TASK INSTRUCTIONS:
Transcribe every line, keeping it exact.

ENTRIES SUPPLIED:
● ● ● ● ● ● ●

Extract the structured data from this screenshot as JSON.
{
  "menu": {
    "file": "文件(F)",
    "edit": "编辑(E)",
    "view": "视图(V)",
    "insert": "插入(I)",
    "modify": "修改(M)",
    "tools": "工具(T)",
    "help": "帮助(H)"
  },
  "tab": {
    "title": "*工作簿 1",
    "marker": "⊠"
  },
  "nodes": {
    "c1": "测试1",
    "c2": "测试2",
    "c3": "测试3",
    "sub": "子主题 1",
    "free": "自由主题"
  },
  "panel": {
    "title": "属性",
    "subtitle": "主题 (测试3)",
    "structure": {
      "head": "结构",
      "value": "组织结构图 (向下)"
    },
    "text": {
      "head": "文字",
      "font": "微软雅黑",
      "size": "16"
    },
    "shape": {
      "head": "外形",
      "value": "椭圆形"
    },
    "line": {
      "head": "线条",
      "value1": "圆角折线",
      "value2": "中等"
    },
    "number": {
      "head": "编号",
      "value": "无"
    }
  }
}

● ● ● ● ● ● ●

SOLUTION TO THIS EXERCISE:
Extract the structured data from this screenshot as JSON.
{
  "menu": {
    "file": "文件(F)",
    "edit": "编辑(E)",
    "view": "视图(V)",
    "insert": "插入(I)",
    "modify": "修改(M)",
    "tools": "工具(T)",
    "help": "帮助(H)"
  },
  "tab": {
    "title": "*工作簿 1",
    "marker": "⊠"
  },
  "nodes": {
    "c1": "测试1",
    "c2": "测试2",
    "c3": "测试3",
    "sub": "子主题 1",
    "free": "自由主题"
  },
  "panel": {
    "title": "属性",
    "subtitle": "主题 (测试3)",
    "structure": {
      "head": "结构",
      "value": "组织结构图 (向下)"
    },
    "text": {
      "head": "文字",
      "font": "微软雅黑",
      "size": "16"
    },
    "shape": {
      "head": "外形",
      "value": "椭圆形"
    },
    "line": {
      "head": "线条",
      "value1": "圆角折线",
      "value2": "中等"
    },
    "number": {
      "head": "编号",
      "value": "无"
    }
  }
}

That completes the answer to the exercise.